Source records —
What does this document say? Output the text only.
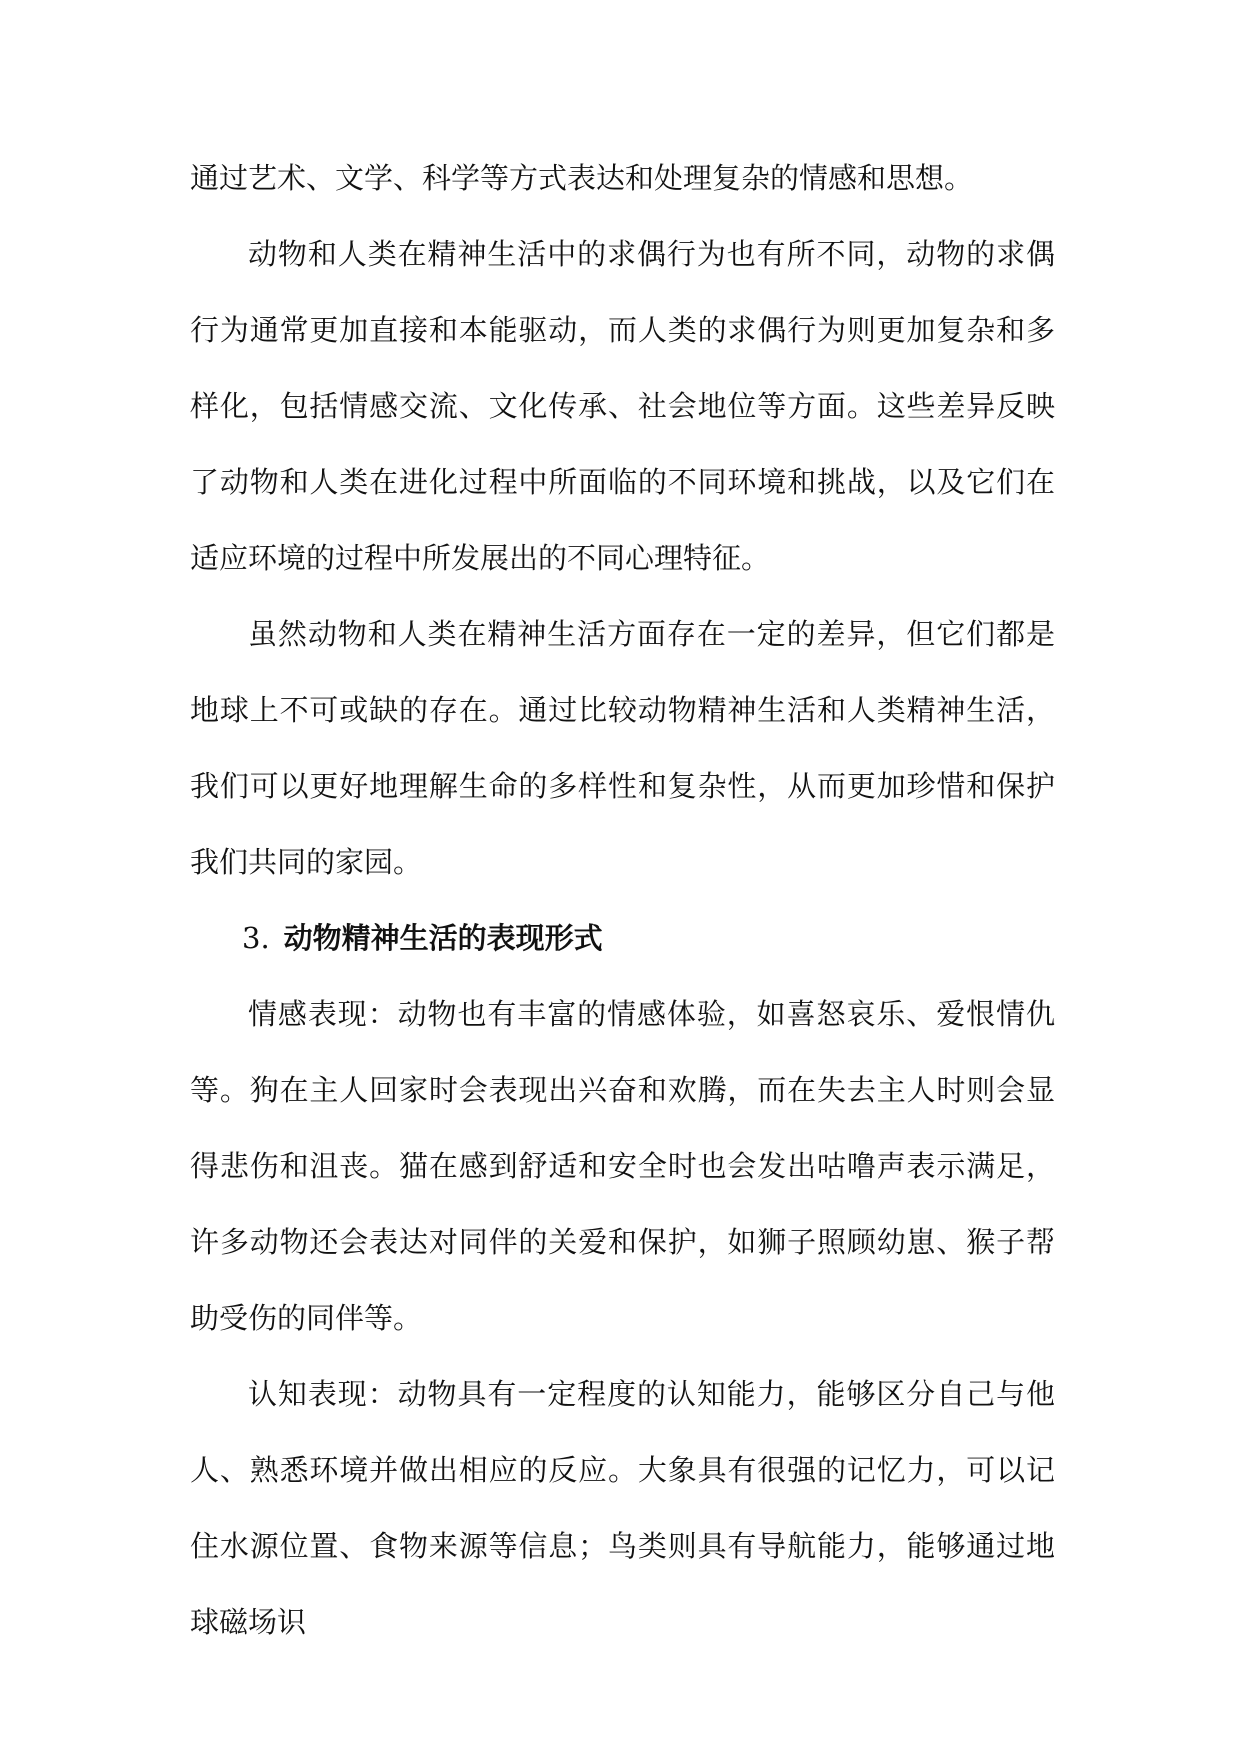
通过艺术、文学、科学等方式表达和处理复杂的情感和思想。

动物和人类在精神生活中的求偶行为也有所不同，动物的求偶行为通常更加直接和本能驱动，而人类的求偶行为则更加复杂和多样化，包括情感交流、文化传承、社会地位等方面。这些差异反映了动物和人类在进化过程中所面临的不同环境和挑战，以及它们在适应环境的过程中所发展出的不同心理特征。

虽然动物和人类在精神生活方面存在一定的差异，但它们都是地球上不可或缺的存在。通过比较动物精神生活和人类精神生活，我们可以更好地理解生命的多样性和复杂性，从而更加珍惜和保护我们共同的家园。

3. 动物精神生活的表现形式

情感表现：动物也有丰富的情感体验，如喜怒哀乐、爱恨情仇等。狗在主人回家时会表现出兴奋和欢腾，而在失去主人时则会显得悲伤和沮丧。猫在感到舒适和安全时也会发出咕噜声表示满足，许多动物还会表达对同伴的关爱和保护，如狮子照顾幼崽、猴子帮助受伤的同伴等。

认知表现：动物具有一定程度的认知能力，能够区分自己与他人、熟悉环境并做出相应的反应。大象具有很强的记忆力，可以记住水源位置、食物来源等信息；鸟类则具有导航能力，能够通过地球磁场识
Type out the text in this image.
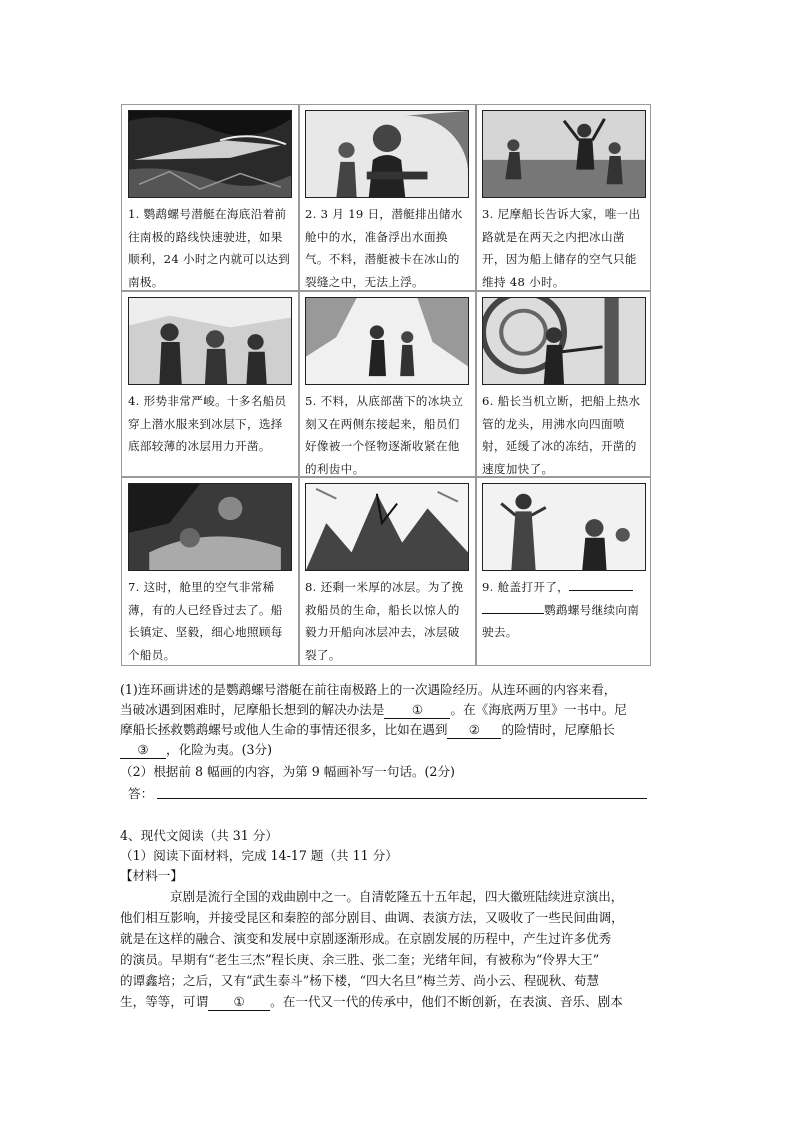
1. 鹦鹉螺号潜艇在海底沿着前往南极的路线快速驶进，如果顺利，24 小时之内就可以达到南极。
2. 3 月 19 日，潜艇排出储水舱中的水，准备浮出水面换气。不料，潜艇被卡在冰山的裂缝之中，无法上浮。
3. 尼摩船长告诉大家，唯一出路就是在两天之内把冰山凿开，因为船上储存的空气只能维持 48 小时。
4. 形势非常严峻。十多名船员穿上潜水服来到冰层下，选择底部较薄的冰层用力开凿。
5. 不料，从底部凿下的冰块立刻又在两侧东接起来，船员们好像被一个怪物逐渐收紧在他的利齿中。
6. 船长当机立断，把船上热水管的龙头，用沸水向四面喷射，延缓了冰的冻结，开凿的速度加快了。
7. 这时，舱里的空气非常稀薄，有的人已经昏过去了。船长镇定、坚毅，细心地照顾每个船员。
8. 还剩一米厚的冰层。为了挽救船员的生命，船长以惊人的毅力开船向冰层冲去，冰层破裂了。
9. 舱盖打开了，
鹦鹉螺号继续向南驶去。
(1)连环画讲述的是鹦鹉螺号潜艇在前往南极路上的一次遇险经历。从连环画的内容来看，
当破冰遇到困难时，尼摩船长想到的解决办法是 ① 。在《海底两万里》一书中。尼
摩船长拯救鹦鹉螺号或他人生命的事情还很多，比如在遇到 ② 的险情时，尼摩船长
③ ，化险为夷。(3分)
（2）根据前 8 幅画的内容，为第 9 幅画补写一句话。(2分)
答：
4、现代文阅读（共 31 分）
（1）阅读下面材料，完成 14-17 题（共 11 分）
【材料一】
京剧是流行全国的戏曲剧中之一。自清乾隆五十五年起，四大徽班陆续进京演出，
他们相互影响，并接受昆区和秦腔的部分剧目、曲调、表演方法，又吸收了一些民间曲调，
就是在这样的融合、演变和发展中京剧逐渐形成。在京剧发展的历程中，产生过许多优秀
的演员。早期有“老生三杰”程长庚、余三胜、张二奎；光绪年间，有被称为“伶界大王”
的谭鑫培；之后，又有“武生泰斗”杨下楼，“四大名旦”梅兰芳、尚小云、程砚秋、荀慧
生，等等，可谓 ① 。在一代又一代的传承中，他们不断创新，在表演、音乐、剧本
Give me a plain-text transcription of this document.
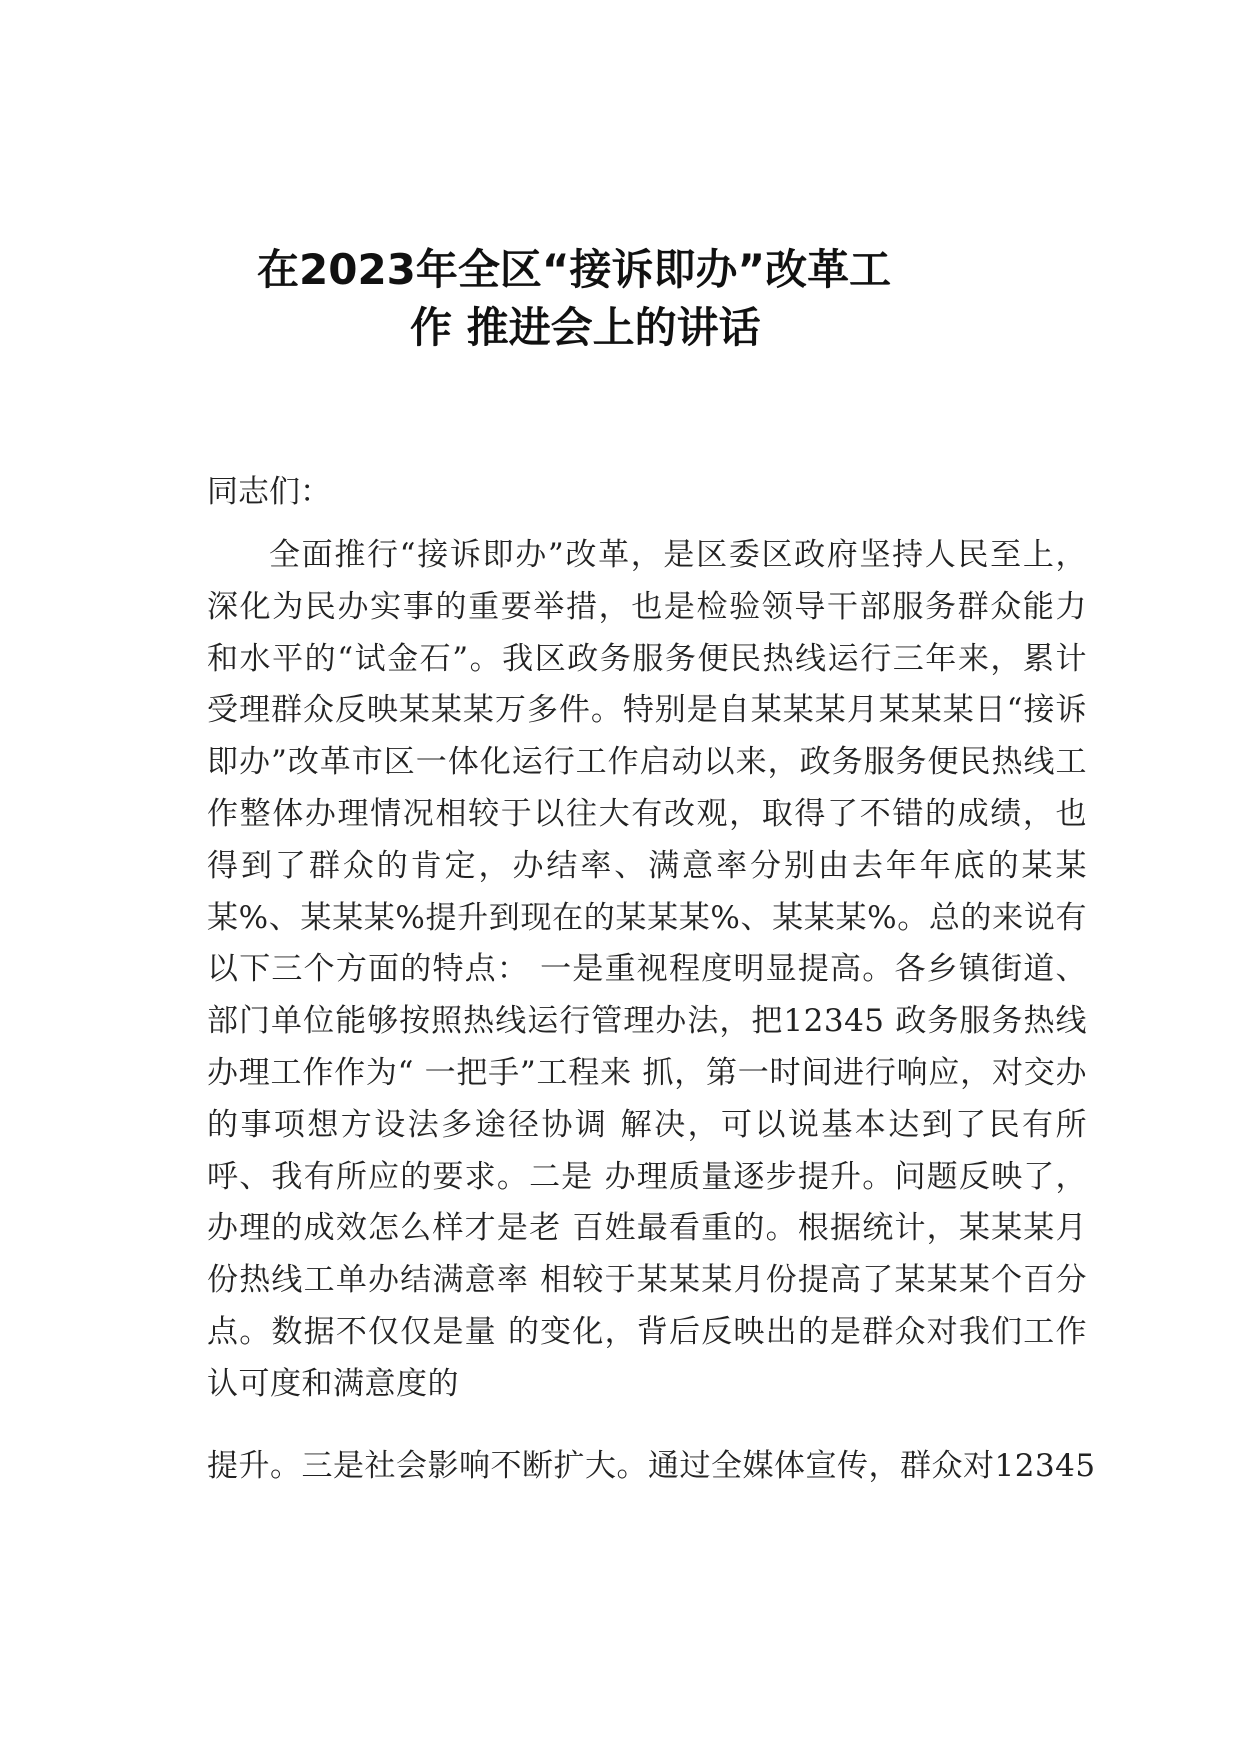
在2023年全区“接诉即办”改革工
作 推进会上的讲话
同志们：
全面推行“接诉即办”改革，是区委区政府坚持人民至上，深化为民办实事的重要举措，也是检验领导干部服务群众能力和水平的“试金石”。我区政务服务便民热线运行三年来，累计受理群众反映某某某万多件。特别是自某某某月某某某日“接诉即办”改革市区一体化运行工作启动以来，政务服务便民热线工作整体办理情况相较于以往大有改观，取得了不错的成绩，也得到了群众的肯定，办结率、满意率分别由去年年底的某某某%、某某某%提升到现在的某某某%、某某某%。总的来说有以下三个方面的特点： 一是重视程度明显提高。各乡镇街道、部门单位能够按照热线运行管理办法，把12345 政务服务热线办理工作作为“ 一把手”工程来 抓，第一时间进行响应，对交办的事项想方设法多途径协调 解决，可以说基本达到了民有所呼、我有所应的要求。二是 办理质量逐步提升。问题反映了，办理的成效怎么样才是老 百姓最看重的。根据统计，某某某月份热线工单办结满意率 相较于某某某月份提高了某某某个百分点。数据不仅仅是量 的变化，背后反映出的是群众对我们工作认可度和满意度的
提升。三是社会影响不断扩大。通过全媒体宣传，群众对12345
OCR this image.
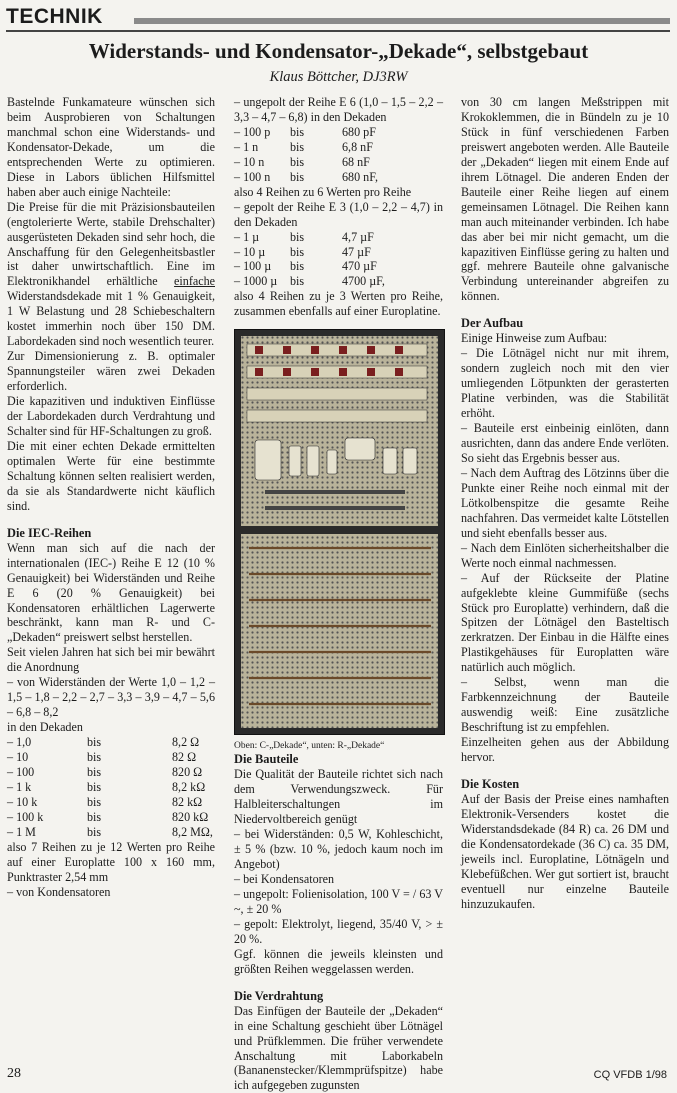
TECHNIK
Widerstands- und Kondensator-„Dekade“, selbstgebaut
Klaus Böttcher, DJ3RW

Bastelnde Funkamateure wünschen sich beim Ausprobieren von Schaltungen manchmal schon eine Widerstands- und Kondensator-Dekade, um die entsprechenden Werte zu optimieren. Diese in Labors üblichen Hilfsmittel haben aber auch einige Nachteile:

Die Preise für die mit Präzisionsbauteilen (engtolerierte Werte, stabile Drehschalter) ausgerüsteten Dekaden sind sehr hoch, die Anschaffung für den Gelegenheitsbastler ist daher unwirtschaftlich. Eine im Elektronikhandel erhältliche einfache Widerstandsdekade mit 1 % Genauigkeit, 1 W Belastung und 28 Schiebeschaltern kostet immerhin noch über 150 DM. Labordekaden sind noch wesentlich teurer.

Zur Dimensionierung z. B. optimaler Spannungsteiler wären zwei Dekaden erforderlich.

Die kapazitiven und induktiven Einflüsse der Labordekaden durch Verdrahtung und Schalter sind für HF-Schaltungen zu groß.

Die mit einer echten Dekade ermittelten optimalen Werte für eine bestimmte Schaltung können selten realisiert werden, da sie als Standardwerte nicht käuflich sind.

Die IEC-Reihen

Wenn man sich auf die nach der internationalen (IEC-) Reihe E 12 (10 % Genauigkeit) bei Widerständen und Reihe E 6 (20 % Genauigkeit) bei Kondensatoren erhältlichen Lagerwerte beschränkt, kann man R- und C-„Dekaden“ preiswert selbst herstellen.

Seit vielen Jahren hat sich bei mir bewährt die Anordnung

– von Widerständen der Werte 1,0 – 1,2 – 1,5 – 1,8 – 2,2 – 2,7 – 3,3 – 3,9 – 4,7 – 5,6 – 6,8 – 8,2

in den Dekaden

– 1,0	bis	8,2 Ω
– 10	bis	82 Ω
– 100	bis	820 Ω
– 1 k	bis	8,2 kΩ
– 10 k	bis	82 kΩ
– 100 k	bis	820 kΩ
– 1 M	bis	8,2 MΩ,

also 7 Reihen zu je 12 Werten pro Reihe auf einer Europlatte 100 x 160 mm, Punktraster 2,54 mm

– von Kondensatoren

– ungepolt der Reihe E 6 (1,0 – 1,5 – 2,2 – 3,3 – 4,7 – 6,8) in den Dekaden

– 100 p	bis	680 pF
– 1 n	bis	6,8 nF
– 10 n	bis	68 nF
– 100 n	bis	680 nF,

also 4 Reihen zu 6 Werten pro Reihe

– gepolt der Reihe E 3 (1,0 – 2,2 – 4,7) in den Dekaden

– 1 µ	bis	4,7 µF
– 10 µ	bis	47 µF
– 100 µ	bis	470 µF
– 1000 µ	bis	4700 µF,

also 4 Reihen zu je 3 Werten pro Reihe, zusammen ebenfalls auf einer Europlatine.

Oben: C-„Dekade“, unten: R-„Dekade“

Die Bauteile

Die Qualität der Bauteile richtet sich nach dem Verwendungszweck. Für Halbleiterschaltungen im Niedervoltbereich genügt

– bei Widerständen: 0,5 W, Kohleschicht, ± 5 % (bzw. 10 %, jedoch kaum noch im Angebot)

– bei Kondensatoren

– ungepolt: Folienisolation, 100 V = / 63 V ~, ± 20 %

– gepolt: Elektrolyt, liegend, 35/40 V, > ± 20 %.

Ggf. können die jeweils kleinsten und größten Reihen weggelassen werden.

Die Verdrahtung

Das Einfügen der Bauteile der „Dekaden“ in eine Schaltung geschieht über Lötnägel und Prüfklemmen. Die früher verwendete Anschaltung mit Laborkabeln (Bananenstecker/Klemmprüfspitze) habe ich aufgegeben zugunsten

von 30 cm langen Meßstrippen mit Krokoklemmen, die in Bündeln zu je 10 Stück in fünf verschiedenen Farben preiswert angeboten werden. Alle Bauteile der „Dekaden“ liegen mit einem Ende auf ihrem Lötnagel. Die anderen Enden der Bauteile einer Reihe liegen auf einem gemeinsamen Lötnagel. Die Reihen kann man auch miteinander verbinden. Ich habe das aber bei mir nicht gemacht, um die kapazitiven Einflüsse gering zu halten und ggf. mehrere Bauteile ohne galvanische Verbindung untereinander abgreifen zu können.

Der Aufbau

Einige Hinweise zum Aufbau:

– Die Lötnägel nicht nur mit ihrem, sondern zugleich noch mit den vier umliegenden Lötpunkten der gerasterten Platine verbinden, was die Stabilität erhöht.

– Bauteile erst einbeinig einlöten, dann ausrichten, dann das andere Ende verlöten. So sieht das Ergebnis besser aus.

– Nach dem Auftrag des Lötzinns über die Punkte einer Reihe noch einmal mit der Lötkolbenspitze die gesamte Reihe nachfahren. Das vermeidet kalte Lötstellen und sieht ebenfalls besser aus.

– Nach dem Einlöten sicherheitshalber die Werte noch einmal nachmessen.

– Auf der Rückseite der Platine aufgeklebte kleine Gummifüße (sechs Stück pro Europlatte) verhindern, daß die Spitzen der Lötnägel den Basteltisch zerkratzen. Der Einbau in die Hälfte eines Plastikgehäuses für Europlatten wäre natürlich auch möglich.

– Selbst, wenn man die Farbkennzeichnung der Bauteile auswendig weiß: Eine zusätzliche Beschriftung ist zu empfehlen.

Einzelheiten gehen aus der Abbildung hervor.

Die Kosten

Auf der Basis der Preise eines namhaften Elektronik-Versenders kostet die Widerstandsdekade (84 R) ca. 26 DM und die Kondensatordekade (36 C) ca. 35 DM, jeweils incl. Europlatine, Lötnägeln und Klebefüßchen. Wer gut sortiert ist, braucht eventuell nur einzelne Bauteile hinzuzukaufen.

28	CQ VFDB 1/98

What the task asks —
Pick out the lines that include the word "sieht" and write them out.

Response to the exercise —
– Bauteile erst einbeinig einlöten, dann ausrichten, dann das andere Ende verlöten. So sieht das Ergebnis besser aus.
– Nach dem Auftrag des Lötzinns über die Punkte einer Reihe noch einmal mit der Lötkolbenspitze die gesamte Reihe nachfahren. Das vermeidet kalte Lötstellen und sieht ebenfalls besser aus.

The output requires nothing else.